=== What the exercise asks ===
Set down the records once more, please, exactly and with the pictures left out.
────
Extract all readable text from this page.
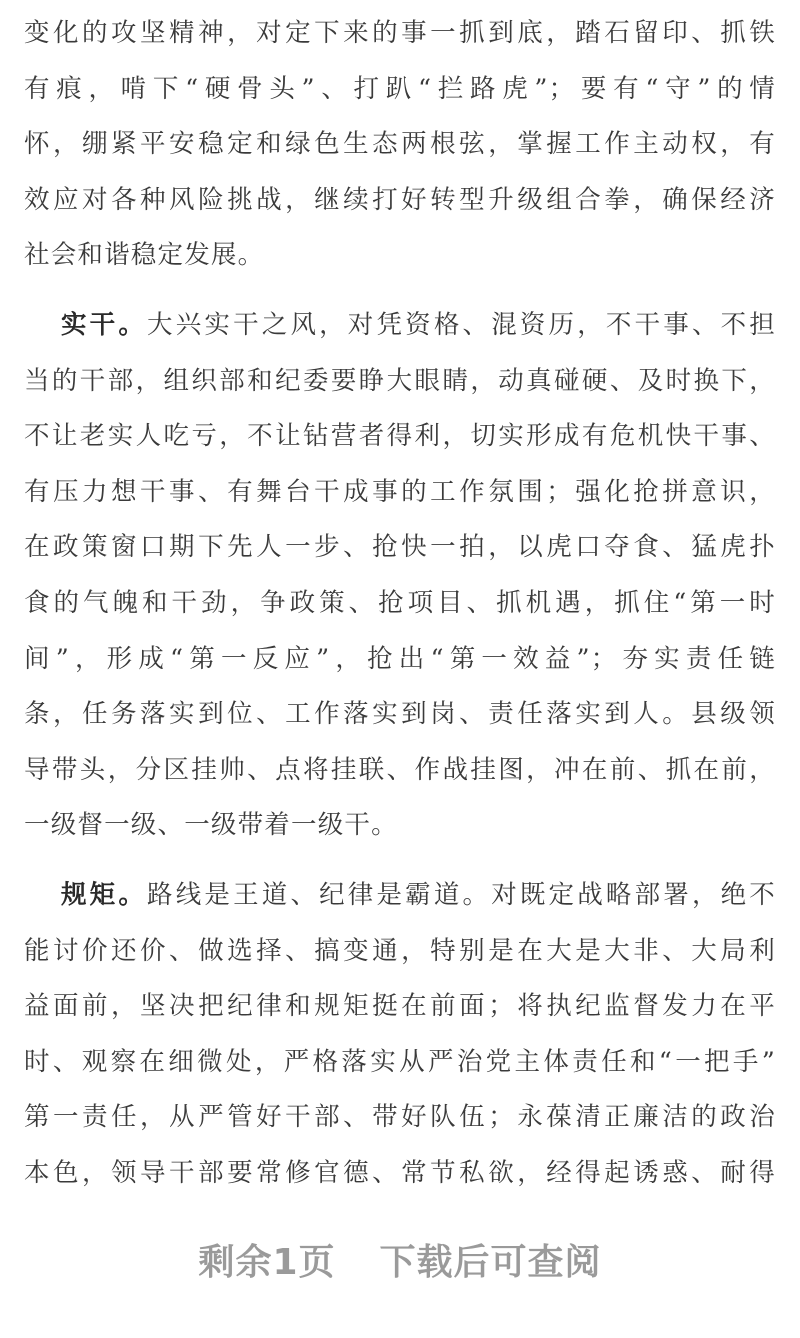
变化的攻坚精神，对定下来的事一抓到底，踏石留印、抓铁
有痕，啃下“硬骨头”、打趴“拦路虎”；要有“守”的情
怀，绷紧平安稳定和绿色生态两根弦，掌握工作主动权，有
效应对各种风险挑战，继续打好转型升级组合拳，确保经济
社会和谐稳定发展。
实干。大兴实干之风，对凭资格、混资历，不干事、不担
当的干部，组织部和纪委要睁大眼睛，动真碰硬、及时换下，
不让老实人吃亏，不让钻营者得利，切实形成有危机快干事、
有压力想干事、有舞台干成事的工作氛围；强化抢拼意识，
在政策窗口期下先人一步、抢快一拍，以虎口夺食、猛虎扑
食的气魄和干劲，争政策、抢项目、抓机遇，抓住“第一时
间”，形成“第一反应”，抢出“第一效益”；夯实责任链
条，任务落实到位、工作落实到岗、责任落实到人。县级领
导带头，分区挂帅、点将挂联、作战挂图，冲在前、抓在前，
一级督一级、一级带着一级干。
规矩。路线是王道、纪律是霸道。对既定战略部署，绝不
能讨价还价、做选择、搞变通，特别是在大是大非、大局利
益面前，坚决把纪律和规矩挺在前面；将执纪监督发力在平
时、观察在细微处，严格落实从严治党主体责任和“一把手”
第一责任，从严管好干部、带好队伍；永葆清正廉洁的政治
本色，领导干部要常修官德、常节私欲，经得起诱惑、耐得
剩余1页 下载后可查阅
────
=== Full output ===
Extract all readable text from this page.
变化的攻坚精神，对定下来的事一抓到底，踏石留印、抓铁
有痕，啃下“硬骨头”、打趴“拦路虎”；要有“守”的情
怀，绷紧平安稳定和绿色生态两根弦，掌握工作主动权，有
效应对各种风险挑战，继续打好转型升级组合拳，确保经济
社会和谐稳定发展。
实干。大兴实干之风，对凭资格、混资历，不干事、不担
当的干部，组织部和纪委要睁大眼睛，动真碰硬、及时换下，
不让老实人吃亏，不让钻营者得利，切实形成有危机快干事、
有压力想干事、有舞台干成事的工作氛围；强化抢拼意识，
在政策窗口期下先人一步、抢快一拍，以虎口夺食、猛虎扑
食的气魄和干劲，争政策、抢项目、抓机遇，抓住“第一时
间”，形成“第一反应”，抢出“第一效益”；夯实责任链
条，任务落实到位、工作落实到岗、责任落实到人。县级领
导带头，分区挂帅、点将挂联、作战挂图，冲在前、抓在前，
一级督一级、一级带着一级干。
规矩。路线是王道、纪律是霸道。对既定战略部署，绝不
能讨价还价、做选择、搞变通，特别是在大是大非、大局利
益面前，坚决把纪律和规矩挺在前面；将执纪监督发力在平
时、观察在细微处，严格落实从严治党主体责任和“一把手”
第一责任，从严管好干部、带好队伍；永葆清正廉洁的政治
本色，领导干部要常修官德、常节私欲，经得起诱惑、耐得
剩余1页 下载后可查阅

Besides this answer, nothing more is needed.